SOURCE DATA:
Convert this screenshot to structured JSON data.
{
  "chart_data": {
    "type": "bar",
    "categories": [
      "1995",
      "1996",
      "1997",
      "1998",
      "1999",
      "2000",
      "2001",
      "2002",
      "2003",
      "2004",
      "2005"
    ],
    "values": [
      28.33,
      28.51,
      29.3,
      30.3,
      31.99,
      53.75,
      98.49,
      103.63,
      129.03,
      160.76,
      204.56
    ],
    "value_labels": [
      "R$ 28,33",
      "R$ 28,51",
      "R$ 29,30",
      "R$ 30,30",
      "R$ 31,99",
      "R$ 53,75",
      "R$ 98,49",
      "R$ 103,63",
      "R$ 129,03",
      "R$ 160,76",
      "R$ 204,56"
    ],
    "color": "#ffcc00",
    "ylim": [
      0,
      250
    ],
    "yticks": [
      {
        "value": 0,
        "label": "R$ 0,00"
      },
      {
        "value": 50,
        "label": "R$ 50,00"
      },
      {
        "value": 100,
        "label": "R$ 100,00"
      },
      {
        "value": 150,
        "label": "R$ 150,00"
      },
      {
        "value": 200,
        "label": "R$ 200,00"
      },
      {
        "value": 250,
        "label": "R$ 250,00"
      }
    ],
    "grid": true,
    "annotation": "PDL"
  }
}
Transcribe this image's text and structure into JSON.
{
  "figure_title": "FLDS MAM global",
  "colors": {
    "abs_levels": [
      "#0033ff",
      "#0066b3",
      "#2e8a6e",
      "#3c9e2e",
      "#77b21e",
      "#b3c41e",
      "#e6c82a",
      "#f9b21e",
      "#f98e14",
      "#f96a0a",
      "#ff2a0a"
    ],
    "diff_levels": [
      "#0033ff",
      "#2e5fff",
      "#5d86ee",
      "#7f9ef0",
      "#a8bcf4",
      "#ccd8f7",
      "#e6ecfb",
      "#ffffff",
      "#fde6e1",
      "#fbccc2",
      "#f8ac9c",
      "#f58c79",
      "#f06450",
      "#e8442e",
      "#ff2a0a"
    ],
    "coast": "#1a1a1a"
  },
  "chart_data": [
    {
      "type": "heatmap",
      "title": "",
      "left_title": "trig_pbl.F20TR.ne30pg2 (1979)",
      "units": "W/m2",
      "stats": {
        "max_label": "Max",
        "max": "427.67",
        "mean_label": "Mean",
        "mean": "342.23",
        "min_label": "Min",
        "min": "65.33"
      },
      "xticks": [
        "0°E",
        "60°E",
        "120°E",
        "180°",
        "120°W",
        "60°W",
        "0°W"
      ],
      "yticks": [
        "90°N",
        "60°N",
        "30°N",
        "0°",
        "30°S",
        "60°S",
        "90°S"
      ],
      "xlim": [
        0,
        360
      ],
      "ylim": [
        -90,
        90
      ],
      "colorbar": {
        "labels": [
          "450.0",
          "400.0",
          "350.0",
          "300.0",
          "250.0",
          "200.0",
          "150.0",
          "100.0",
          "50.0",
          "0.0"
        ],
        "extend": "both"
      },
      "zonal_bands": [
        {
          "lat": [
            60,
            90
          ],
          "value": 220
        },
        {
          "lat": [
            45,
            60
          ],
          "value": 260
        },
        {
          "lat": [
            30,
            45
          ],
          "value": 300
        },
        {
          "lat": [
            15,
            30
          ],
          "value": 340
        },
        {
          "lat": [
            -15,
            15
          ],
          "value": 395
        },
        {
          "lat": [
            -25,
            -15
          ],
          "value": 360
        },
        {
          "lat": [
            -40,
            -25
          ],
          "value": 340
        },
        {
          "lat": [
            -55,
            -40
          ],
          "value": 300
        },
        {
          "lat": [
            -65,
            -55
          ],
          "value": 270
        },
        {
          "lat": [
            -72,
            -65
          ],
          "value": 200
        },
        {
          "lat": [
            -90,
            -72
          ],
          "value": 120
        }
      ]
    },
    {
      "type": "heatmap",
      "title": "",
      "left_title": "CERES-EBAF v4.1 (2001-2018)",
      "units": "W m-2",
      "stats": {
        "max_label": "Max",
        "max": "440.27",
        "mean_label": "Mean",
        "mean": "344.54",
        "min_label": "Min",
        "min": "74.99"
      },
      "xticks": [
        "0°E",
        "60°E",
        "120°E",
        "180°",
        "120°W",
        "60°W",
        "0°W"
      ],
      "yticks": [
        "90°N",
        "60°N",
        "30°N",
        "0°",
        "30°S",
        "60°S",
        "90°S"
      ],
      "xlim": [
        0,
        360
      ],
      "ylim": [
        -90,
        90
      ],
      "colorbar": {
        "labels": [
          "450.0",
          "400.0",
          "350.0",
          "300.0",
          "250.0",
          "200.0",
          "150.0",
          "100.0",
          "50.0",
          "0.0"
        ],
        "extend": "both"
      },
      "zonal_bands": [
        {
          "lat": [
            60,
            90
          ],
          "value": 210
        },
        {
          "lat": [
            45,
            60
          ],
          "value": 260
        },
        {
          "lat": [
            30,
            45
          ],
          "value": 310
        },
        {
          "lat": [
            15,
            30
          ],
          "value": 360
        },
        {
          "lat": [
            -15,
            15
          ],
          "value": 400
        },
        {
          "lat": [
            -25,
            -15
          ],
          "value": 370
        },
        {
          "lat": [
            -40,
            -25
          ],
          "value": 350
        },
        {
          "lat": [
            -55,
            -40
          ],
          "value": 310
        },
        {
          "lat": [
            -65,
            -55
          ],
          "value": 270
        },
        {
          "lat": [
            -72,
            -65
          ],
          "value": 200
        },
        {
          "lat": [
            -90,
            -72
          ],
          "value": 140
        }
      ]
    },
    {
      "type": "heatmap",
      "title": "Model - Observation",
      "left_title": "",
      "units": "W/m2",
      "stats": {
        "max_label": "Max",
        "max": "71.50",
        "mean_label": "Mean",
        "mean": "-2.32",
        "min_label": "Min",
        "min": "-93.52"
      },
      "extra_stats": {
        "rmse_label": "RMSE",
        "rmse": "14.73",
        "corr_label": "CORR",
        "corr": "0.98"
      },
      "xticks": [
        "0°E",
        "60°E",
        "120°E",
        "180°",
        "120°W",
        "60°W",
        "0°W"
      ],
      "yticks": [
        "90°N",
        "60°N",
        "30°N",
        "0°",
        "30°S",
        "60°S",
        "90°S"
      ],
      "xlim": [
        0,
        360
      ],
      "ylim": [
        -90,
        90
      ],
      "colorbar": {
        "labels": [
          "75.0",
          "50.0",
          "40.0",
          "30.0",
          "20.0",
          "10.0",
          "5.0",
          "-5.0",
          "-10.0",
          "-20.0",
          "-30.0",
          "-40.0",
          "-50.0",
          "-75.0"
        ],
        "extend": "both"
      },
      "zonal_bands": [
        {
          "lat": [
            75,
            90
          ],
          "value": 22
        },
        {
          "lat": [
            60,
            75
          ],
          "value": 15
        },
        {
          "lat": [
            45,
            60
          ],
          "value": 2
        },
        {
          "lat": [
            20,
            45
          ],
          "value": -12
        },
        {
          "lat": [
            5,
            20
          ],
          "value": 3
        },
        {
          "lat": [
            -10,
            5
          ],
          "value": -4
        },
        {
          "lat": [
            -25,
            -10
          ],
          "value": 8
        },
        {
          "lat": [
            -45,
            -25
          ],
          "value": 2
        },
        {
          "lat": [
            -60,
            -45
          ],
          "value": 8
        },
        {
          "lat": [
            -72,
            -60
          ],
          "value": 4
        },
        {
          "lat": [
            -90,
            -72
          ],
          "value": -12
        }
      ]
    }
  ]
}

EXERCISE DESCRIPTION: Which lines hold the string "JSON"? List them all.

WRITTEN REPLY:
Convert this screenshot to structured JSON data.
Transcribe this image's text and structure into JSON.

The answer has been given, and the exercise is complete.